Don't copy the pictures; return every other part of the records exactly.
═════ Task material
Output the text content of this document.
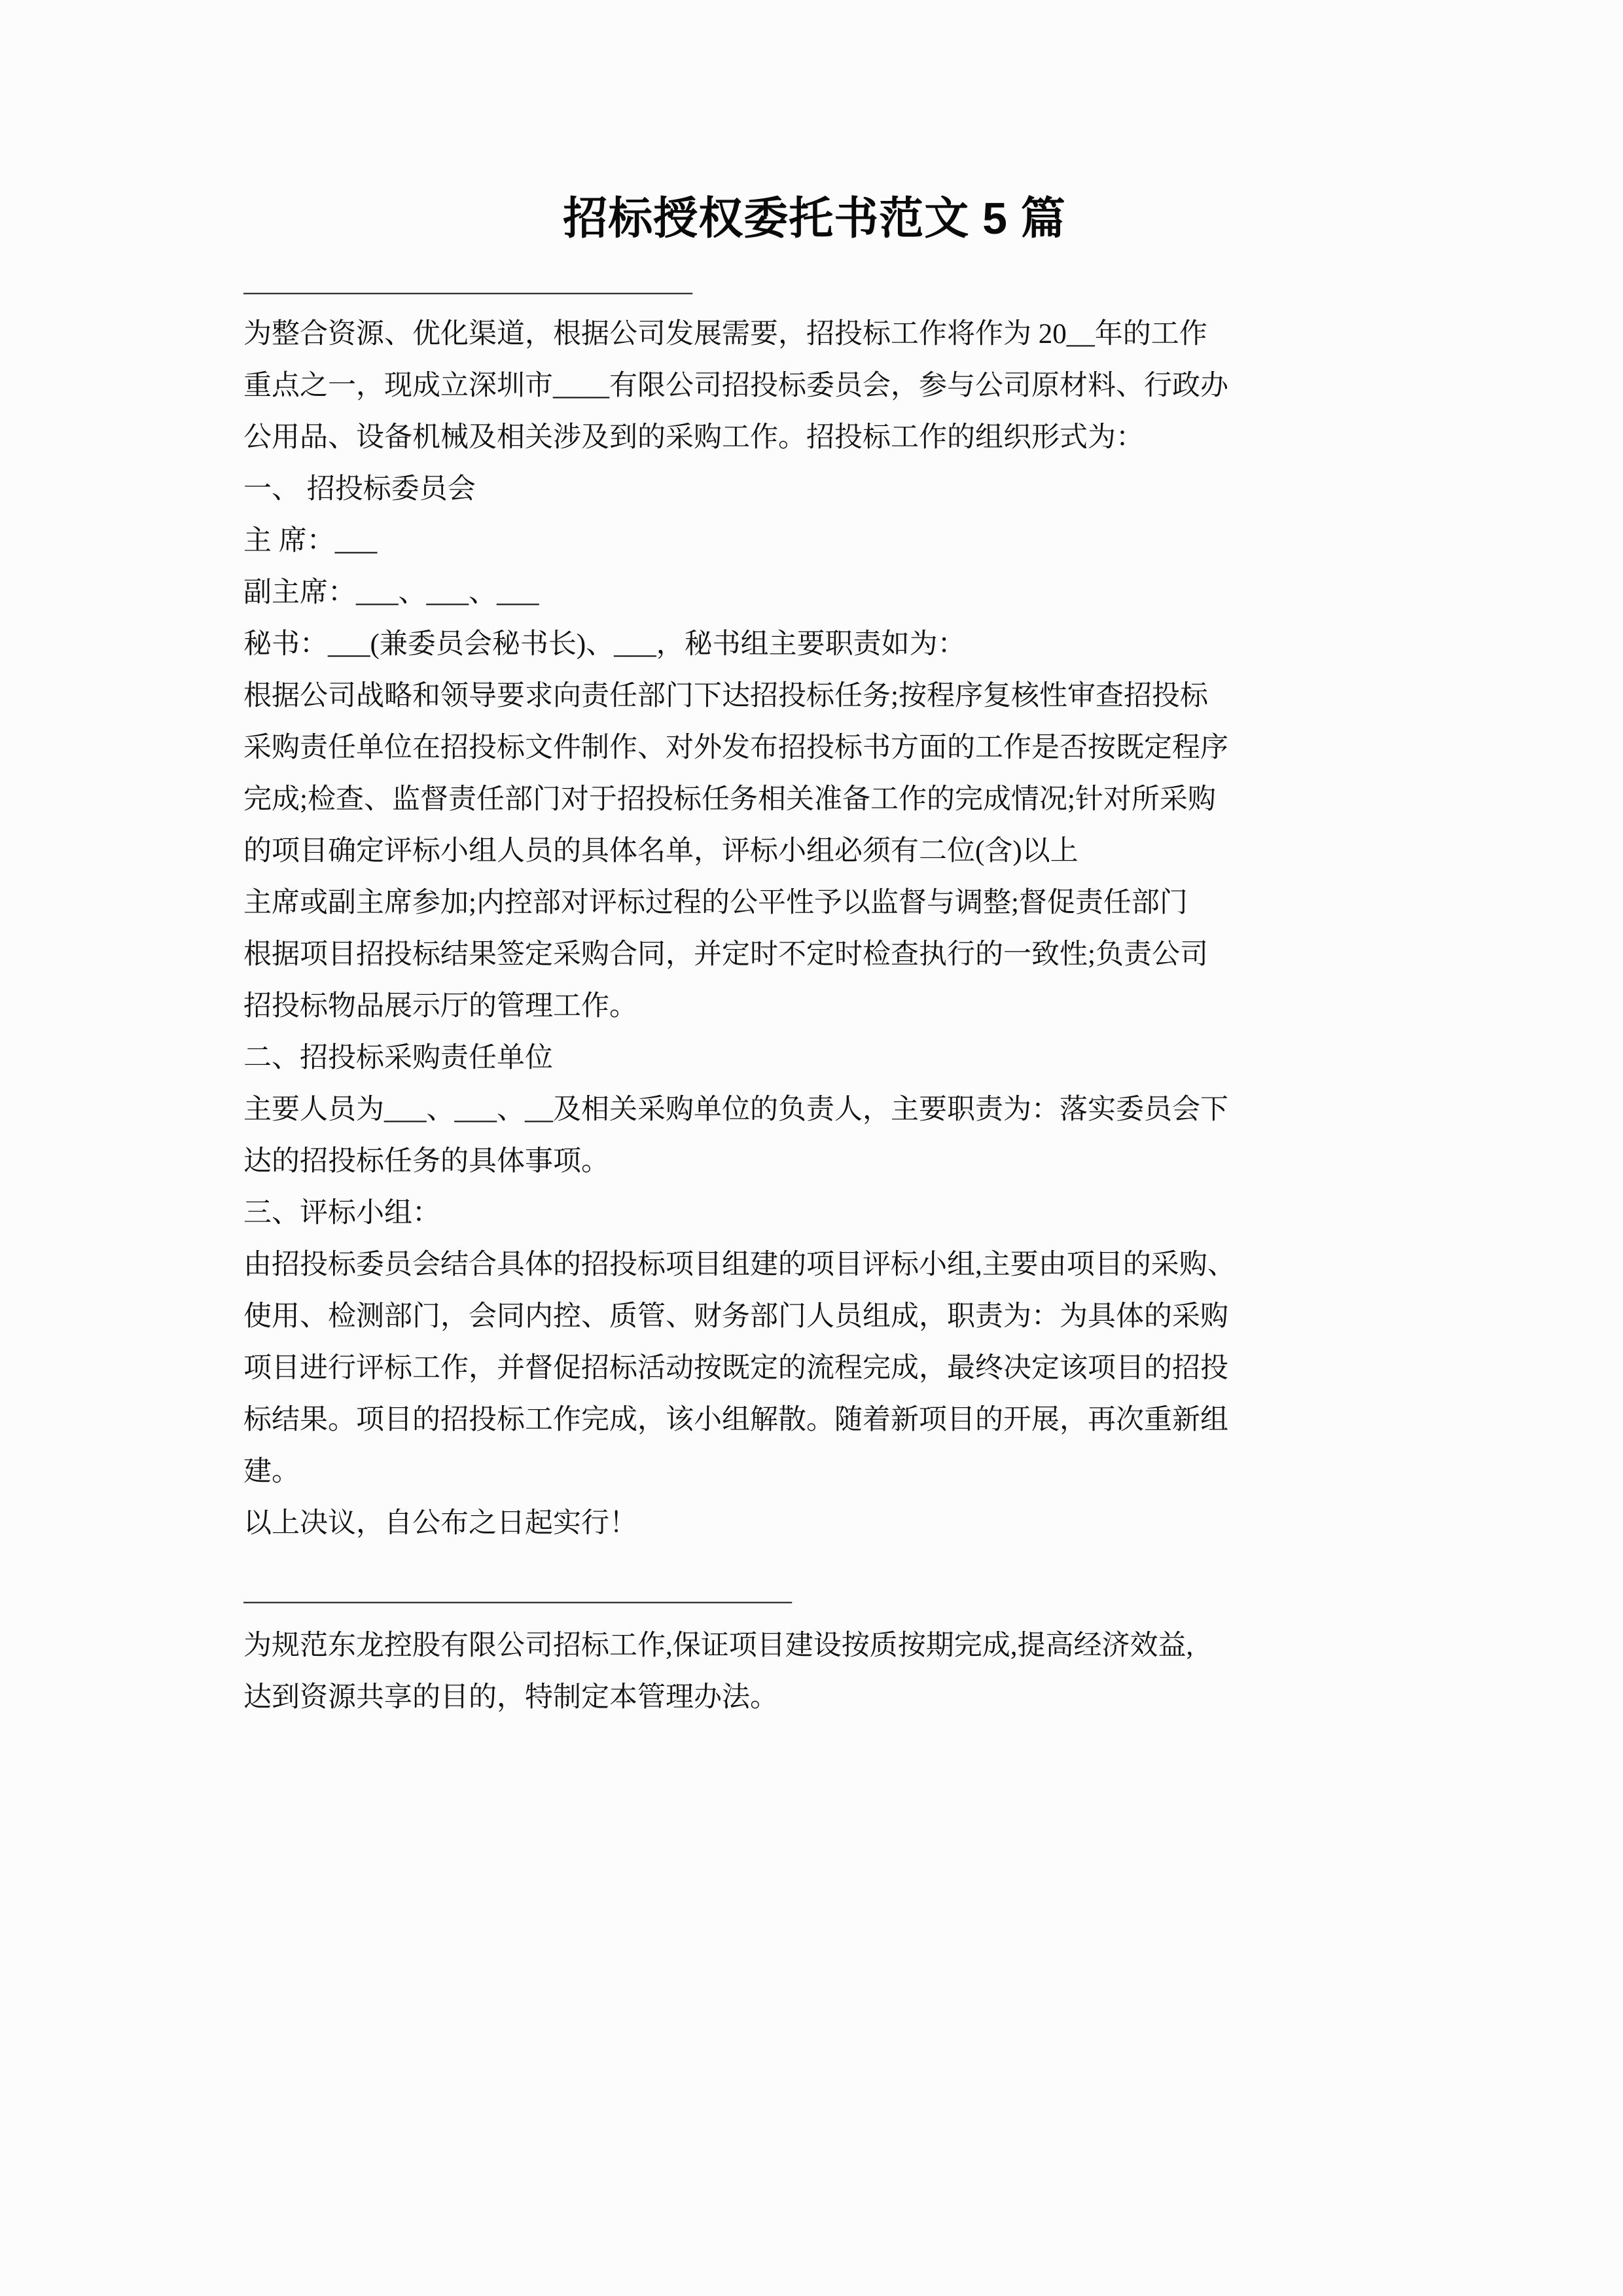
招标授权委托书范文 5 篇
——————————————————

为整合资源、优化渠道，根据公司发展需要，招投标工作将作为 20__年的工作

重点之一，现成立深圳市____有限公司招投标委员会，参与公司原材料、行政办

公用品、设备机械及相关涉及到的采购工作。招投标工作的组织形式为：

一、 招投标委员会

主 席：___

副主席：___、___、___

秘书：___(兼委员会秘书长)、___，秘书组主要职责如为：

根据公司战略和领导要求向责任部门下达招投标任务;按程序复核性审查招投标

采购责任单位在招投标文件制作、对外发布招投标书方面的工作是否按既定程序

完成;检查、监督责任部门对于招投标任务相关准备工作的完成情况;针对所采购

的项目确定评标小组人员的具体名单，评标小组必须有二位(含)以上

主席或副主席参加;内控部对评标过程的公平性予以监督与调整;督促责任部门

根据项目招投标结果签定采购合同，并定时不定时检查执行的一致性;负责公司

招投标物品展示厅的管理工作。

二、招投标采购责任单位

主要人员为___、___、__及相关采购单位的负责人，主要职责为：落实委员会下

达的招投标任务的具体事项。

三、评标小组：

由招投标委员会结合具体的招投标项目组建的项目评标小组,主要由项目的采购、

使用、检测部门，会同内控、质管、财务部门人员组成，职责为：为具体的采购

项目进行评标工作，并督促招标活动按既定的流程完成，最终决定该项目的招投

标结果。项目的招投标工作完成，该小组解散。随着新项目的开展，再次重新组

建。

以上决议，自公布之日起实行！

——————————————————————

为规范东龙控股有限公司招标工作,保证项目建设按质按期完成,提高经济效益,

达到资源共享的目的，特制定本管理办法。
══════════
Response below
Output the text content of this document.
招标授权委托书范文 5 篇
——————————————————

为整合资源、优化渠道，根据公司发展需要，招投标工作将作为 20__年的工作

重点之一，现成立深圳市____有限公司招投标委员会，参与公司原材料、行政办

公用品、设备机械及相关涉及到的采购工作。招投标工作的组织形式为：

一、 招投标委员会

主 席：___

副主席：___、___、___

秘书：___(兼委员会秘书长)、___，秘书组主要职责如为：

根据公司战略和领导要求向责任部门下达招投标任务;按程序复核性审查招投标

采购责任单位在招投标文件制作、对外发布招投标书方面的工作是否按既定程序

完成;检查、监督责任部门对于招投标任务相关准备工作的完成情况;针对所采购

的项目确定评标小组人员的具体名单，评标小组必须有二位(含)以上

主席或副主席参加;内控部对评标过程的公平性予以监督与调整;督促责任部门

根据项目招投标结果签定采购合同，并定时不定时检查执行的一致性;负责公司

招投标物品展示厅的管理工作。

二、招投标采购责任单位

主要人员为___、___、__及相关采购单位的负责人，主要职责为：落实委员会下

达的招投标任务的具体事项。

三、评标小组：

由招投标委员会结合具体的招投标项目组建的项目评标小组,主要由项目的采购、

使用、检测部门，会同内控、质管、财务部门人员组成，职责为：为具体的采购

项目进行评标工作，并督促招标活动按既定的流程完成，最终决定该项目的招投

标结果。项目的招投标工作完成，该小组解散。随着新项目的开展，再次重新组

建。

以上决议，自公布之日起实行！

——————————————————————

为规范东龙控股有限公司招标工作,保证项目建设按质按期完成,提高经济效益,

达到资源共享的目的，特制定本管理办法。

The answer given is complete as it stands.